Report how many lines of these entries hold the string "Sapling"; reply with the number alone.

Extracted data entries
::::

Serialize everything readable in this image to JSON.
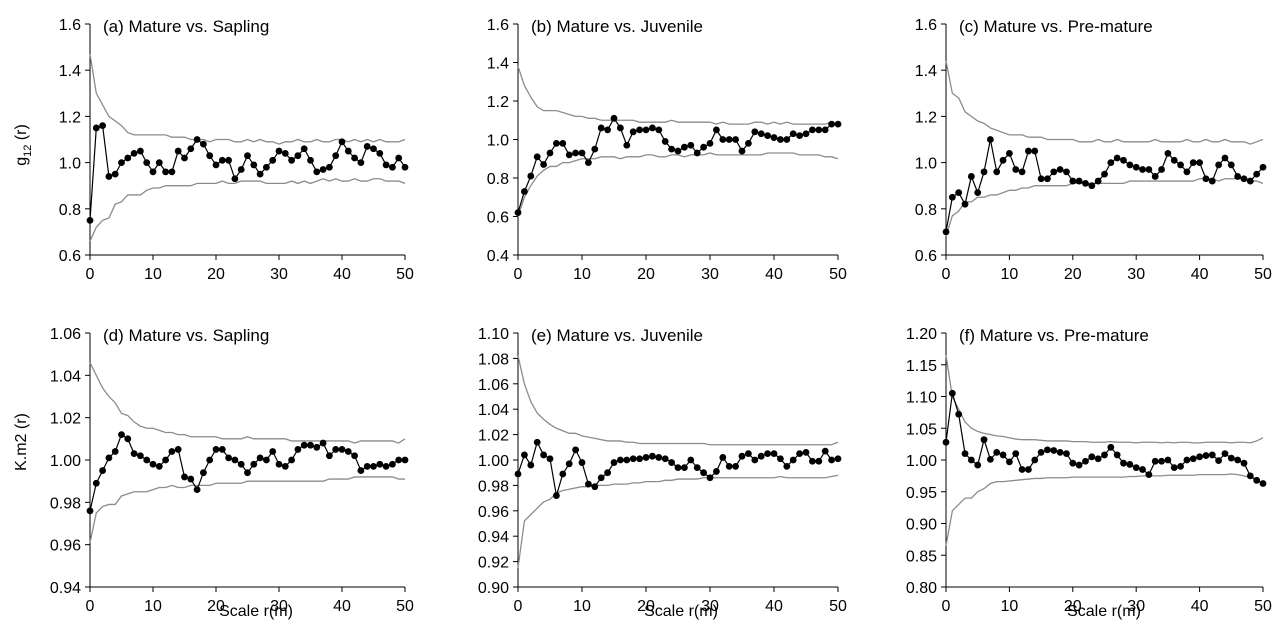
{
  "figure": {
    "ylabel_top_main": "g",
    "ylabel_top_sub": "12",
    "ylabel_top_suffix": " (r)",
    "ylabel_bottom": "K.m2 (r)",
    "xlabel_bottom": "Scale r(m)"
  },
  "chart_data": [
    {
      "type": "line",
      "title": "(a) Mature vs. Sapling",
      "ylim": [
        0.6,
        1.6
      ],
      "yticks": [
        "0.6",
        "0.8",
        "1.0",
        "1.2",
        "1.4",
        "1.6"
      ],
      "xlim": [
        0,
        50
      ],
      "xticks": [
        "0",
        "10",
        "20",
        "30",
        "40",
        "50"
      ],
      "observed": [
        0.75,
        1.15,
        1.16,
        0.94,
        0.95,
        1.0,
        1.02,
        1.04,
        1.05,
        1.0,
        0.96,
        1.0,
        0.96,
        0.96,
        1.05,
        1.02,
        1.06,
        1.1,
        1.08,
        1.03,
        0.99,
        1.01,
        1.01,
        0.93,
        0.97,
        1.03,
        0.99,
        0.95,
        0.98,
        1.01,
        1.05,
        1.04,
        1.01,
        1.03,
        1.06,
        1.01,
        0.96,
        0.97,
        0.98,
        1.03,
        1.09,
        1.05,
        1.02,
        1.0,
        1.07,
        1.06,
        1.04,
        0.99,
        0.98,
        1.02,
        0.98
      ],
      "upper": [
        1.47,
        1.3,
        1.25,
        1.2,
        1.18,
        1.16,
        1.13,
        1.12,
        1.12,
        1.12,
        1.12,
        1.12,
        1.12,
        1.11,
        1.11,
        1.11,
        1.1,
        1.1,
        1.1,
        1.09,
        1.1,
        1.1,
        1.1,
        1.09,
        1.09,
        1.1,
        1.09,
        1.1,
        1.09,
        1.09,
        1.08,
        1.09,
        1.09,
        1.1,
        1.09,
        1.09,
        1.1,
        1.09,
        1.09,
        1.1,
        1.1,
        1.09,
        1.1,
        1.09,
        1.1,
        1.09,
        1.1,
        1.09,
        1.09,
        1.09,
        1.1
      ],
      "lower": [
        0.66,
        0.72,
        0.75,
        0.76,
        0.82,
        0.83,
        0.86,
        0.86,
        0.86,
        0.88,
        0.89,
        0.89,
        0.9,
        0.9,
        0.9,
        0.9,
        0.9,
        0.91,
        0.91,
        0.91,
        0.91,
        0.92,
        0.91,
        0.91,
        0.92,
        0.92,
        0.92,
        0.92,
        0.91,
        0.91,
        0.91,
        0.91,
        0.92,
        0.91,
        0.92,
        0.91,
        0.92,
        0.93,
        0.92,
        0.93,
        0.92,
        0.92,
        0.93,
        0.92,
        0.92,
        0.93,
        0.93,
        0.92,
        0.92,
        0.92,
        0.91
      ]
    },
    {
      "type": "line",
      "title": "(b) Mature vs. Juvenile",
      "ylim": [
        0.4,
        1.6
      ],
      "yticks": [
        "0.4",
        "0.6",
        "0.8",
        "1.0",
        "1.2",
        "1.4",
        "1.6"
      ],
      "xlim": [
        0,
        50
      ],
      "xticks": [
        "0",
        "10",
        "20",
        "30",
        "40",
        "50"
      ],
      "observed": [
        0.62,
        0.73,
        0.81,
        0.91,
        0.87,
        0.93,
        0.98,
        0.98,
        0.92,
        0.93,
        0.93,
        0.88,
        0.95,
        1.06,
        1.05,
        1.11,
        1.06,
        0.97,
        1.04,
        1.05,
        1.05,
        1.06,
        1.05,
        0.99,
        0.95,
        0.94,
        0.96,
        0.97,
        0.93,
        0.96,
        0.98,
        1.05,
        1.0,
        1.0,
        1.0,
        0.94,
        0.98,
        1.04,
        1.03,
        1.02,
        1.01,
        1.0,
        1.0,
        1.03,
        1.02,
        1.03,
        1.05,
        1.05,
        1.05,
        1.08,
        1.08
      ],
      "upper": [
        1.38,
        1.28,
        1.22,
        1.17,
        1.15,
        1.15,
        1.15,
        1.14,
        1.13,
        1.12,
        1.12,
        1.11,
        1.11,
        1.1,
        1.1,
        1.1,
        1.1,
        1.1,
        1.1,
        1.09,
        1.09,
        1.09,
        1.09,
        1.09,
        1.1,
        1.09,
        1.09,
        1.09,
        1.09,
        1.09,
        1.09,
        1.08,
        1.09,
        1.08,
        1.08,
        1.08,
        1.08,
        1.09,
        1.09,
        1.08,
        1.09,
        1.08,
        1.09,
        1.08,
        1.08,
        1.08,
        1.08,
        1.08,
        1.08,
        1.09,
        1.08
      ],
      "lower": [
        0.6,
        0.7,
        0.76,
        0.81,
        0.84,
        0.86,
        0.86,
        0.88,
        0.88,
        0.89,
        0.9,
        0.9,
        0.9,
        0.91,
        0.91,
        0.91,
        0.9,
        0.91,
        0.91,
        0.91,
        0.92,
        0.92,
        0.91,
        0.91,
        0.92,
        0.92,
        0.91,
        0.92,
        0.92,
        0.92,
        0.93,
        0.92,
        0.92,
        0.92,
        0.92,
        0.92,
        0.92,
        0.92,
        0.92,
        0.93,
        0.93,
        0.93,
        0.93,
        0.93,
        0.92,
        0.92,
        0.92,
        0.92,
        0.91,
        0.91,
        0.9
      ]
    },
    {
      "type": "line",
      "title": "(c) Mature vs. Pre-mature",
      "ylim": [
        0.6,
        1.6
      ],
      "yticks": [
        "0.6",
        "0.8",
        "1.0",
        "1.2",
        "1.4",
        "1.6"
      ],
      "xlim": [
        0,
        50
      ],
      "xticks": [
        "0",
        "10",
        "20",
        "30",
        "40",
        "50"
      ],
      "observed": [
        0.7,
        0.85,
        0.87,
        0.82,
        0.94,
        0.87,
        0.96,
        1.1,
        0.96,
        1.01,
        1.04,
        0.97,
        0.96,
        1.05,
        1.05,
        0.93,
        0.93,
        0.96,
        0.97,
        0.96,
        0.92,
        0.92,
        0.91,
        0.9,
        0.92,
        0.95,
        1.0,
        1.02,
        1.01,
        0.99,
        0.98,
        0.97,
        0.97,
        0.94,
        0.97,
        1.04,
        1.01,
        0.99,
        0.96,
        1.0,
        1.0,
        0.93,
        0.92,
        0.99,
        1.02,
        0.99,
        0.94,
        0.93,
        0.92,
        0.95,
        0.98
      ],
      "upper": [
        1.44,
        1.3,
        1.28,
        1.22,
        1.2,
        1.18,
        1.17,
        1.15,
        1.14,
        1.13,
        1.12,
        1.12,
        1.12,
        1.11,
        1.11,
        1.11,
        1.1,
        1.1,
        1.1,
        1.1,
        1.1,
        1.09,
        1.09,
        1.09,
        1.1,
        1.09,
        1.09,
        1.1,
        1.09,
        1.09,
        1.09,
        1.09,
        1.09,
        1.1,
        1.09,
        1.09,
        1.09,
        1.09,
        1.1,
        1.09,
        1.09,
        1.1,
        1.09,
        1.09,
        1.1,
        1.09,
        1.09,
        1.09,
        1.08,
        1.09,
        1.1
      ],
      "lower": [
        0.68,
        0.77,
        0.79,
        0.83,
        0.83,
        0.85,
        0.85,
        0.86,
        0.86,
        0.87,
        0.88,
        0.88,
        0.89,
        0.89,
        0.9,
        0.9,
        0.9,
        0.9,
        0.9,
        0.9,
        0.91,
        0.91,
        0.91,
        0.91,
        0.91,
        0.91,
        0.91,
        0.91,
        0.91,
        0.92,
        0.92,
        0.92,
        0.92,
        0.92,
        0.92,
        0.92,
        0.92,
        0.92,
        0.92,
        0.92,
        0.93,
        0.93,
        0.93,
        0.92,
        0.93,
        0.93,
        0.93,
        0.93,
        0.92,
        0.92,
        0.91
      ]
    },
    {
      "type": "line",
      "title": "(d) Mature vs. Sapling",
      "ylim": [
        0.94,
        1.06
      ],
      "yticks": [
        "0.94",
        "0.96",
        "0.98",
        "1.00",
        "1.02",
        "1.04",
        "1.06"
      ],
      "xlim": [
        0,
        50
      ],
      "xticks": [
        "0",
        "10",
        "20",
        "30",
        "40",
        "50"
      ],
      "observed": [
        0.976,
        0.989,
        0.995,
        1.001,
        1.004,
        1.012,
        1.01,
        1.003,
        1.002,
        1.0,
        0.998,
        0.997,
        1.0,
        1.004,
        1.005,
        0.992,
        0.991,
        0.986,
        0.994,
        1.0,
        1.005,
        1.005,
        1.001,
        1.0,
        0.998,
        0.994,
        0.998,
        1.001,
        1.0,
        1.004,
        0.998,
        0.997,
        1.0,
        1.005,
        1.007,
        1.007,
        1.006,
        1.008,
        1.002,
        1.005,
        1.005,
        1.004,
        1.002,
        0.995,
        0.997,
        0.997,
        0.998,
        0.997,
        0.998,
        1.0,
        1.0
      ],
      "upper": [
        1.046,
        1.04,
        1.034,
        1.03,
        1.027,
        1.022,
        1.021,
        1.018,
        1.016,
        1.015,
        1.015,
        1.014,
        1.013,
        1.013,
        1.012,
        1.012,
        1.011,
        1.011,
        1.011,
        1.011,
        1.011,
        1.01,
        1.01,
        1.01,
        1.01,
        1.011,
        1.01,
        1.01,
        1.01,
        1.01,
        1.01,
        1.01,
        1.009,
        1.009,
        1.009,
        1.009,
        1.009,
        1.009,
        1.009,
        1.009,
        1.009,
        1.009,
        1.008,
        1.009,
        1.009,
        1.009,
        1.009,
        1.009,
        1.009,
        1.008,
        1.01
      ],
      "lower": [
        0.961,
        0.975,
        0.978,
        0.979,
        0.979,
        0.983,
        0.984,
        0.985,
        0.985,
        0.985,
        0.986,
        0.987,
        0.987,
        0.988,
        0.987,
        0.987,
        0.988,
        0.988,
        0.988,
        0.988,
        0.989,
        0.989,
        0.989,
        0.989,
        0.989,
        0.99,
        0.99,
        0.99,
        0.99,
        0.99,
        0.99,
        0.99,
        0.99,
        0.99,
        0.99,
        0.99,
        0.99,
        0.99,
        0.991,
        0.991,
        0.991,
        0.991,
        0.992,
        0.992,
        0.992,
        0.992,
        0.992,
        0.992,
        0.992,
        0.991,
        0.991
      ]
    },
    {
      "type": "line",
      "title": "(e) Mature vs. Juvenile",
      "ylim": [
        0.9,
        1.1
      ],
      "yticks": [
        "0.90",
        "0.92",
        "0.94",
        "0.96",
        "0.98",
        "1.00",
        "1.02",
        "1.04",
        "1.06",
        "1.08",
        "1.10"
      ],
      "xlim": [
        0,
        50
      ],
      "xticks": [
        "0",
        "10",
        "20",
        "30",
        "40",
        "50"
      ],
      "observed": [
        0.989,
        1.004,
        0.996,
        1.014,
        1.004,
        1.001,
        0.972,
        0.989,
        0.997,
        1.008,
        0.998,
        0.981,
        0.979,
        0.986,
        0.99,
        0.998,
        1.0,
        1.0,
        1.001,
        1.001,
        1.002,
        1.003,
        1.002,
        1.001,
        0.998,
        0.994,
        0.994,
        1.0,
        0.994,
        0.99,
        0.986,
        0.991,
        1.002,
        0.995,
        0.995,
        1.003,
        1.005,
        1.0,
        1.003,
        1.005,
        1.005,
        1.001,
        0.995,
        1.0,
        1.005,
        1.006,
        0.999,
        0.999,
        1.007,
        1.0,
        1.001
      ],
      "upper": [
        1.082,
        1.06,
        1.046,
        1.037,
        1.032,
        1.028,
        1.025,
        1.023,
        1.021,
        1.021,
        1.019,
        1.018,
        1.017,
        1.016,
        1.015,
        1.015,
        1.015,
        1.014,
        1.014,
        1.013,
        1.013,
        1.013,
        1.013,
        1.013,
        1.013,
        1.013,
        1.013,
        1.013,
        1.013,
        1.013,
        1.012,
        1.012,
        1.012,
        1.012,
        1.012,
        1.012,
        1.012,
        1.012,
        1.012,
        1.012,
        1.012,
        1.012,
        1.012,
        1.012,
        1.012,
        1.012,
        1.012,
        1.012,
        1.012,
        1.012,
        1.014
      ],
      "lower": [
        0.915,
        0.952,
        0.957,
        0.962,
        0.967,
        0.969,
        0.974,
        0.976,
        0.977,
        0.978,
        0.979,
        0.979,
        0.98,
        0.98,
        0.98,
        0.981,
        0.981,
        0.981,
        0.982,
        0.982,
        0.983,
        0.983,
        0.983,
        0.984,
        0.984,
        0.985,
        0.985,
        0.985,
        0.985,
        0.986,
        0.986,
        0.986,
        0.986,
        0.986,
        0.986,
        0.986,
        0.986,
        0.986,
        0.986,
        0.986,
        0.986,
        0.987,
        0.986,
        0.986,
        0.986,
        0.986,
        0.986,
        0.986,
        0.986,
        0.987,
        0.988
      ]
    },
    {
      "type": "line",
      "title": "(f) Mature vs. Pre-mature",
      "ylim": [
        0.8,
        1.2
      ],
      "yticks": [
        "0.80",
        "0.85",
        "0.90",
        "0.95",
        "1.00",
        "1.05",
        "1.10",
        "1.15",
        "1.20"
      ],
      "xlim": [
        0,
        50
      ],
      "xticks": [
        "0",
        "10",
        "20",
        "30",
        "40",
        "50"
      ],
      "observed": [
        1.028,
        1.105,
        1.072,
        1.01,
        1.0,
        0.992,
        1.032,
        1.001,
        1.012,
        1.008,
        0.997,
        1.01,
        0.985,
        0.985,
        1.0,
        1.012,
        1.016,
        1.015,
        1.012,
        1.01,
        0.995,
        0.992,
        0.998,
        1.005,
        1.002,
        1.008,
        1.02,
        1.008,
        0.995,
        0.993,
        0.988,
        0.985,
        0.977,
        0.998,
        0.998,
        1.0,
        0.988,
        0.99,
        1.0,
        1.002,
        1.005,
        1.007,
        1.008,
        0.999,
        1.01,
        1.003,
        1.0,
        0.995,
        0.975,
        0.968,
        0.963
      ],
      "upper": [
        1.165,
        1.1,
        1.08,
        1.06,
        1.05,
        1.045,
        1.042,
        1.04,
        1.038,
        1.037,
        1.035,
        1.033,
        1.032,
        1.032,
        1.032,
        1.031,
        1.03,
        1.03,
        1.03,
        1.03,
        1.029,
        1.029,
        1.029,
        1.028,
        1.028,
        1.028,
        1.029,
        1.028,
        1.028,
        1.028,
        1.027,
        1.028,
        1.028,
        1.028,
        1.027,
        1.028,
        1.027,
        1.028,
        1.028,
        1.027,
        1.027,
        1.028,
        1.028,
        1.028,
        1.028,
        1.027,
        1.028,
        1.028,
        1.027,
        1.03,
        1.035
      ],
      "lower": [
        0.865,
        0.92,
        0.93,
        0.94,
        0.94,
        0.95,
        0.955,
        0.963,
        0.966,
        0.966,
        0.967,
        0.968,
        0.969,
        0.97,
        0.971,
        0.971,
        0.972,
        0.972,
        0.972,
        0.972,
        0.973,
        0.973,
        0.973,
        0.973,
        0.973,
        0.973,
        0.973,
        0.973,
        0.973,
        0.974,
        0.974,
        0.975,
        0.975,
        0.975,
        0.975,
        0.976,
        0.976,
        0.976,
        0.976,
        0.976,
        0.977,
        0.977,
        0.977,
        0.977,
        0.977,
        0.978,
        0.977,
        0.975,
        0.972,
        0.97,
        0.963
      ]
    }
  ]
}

::::

• Output of the exercise
2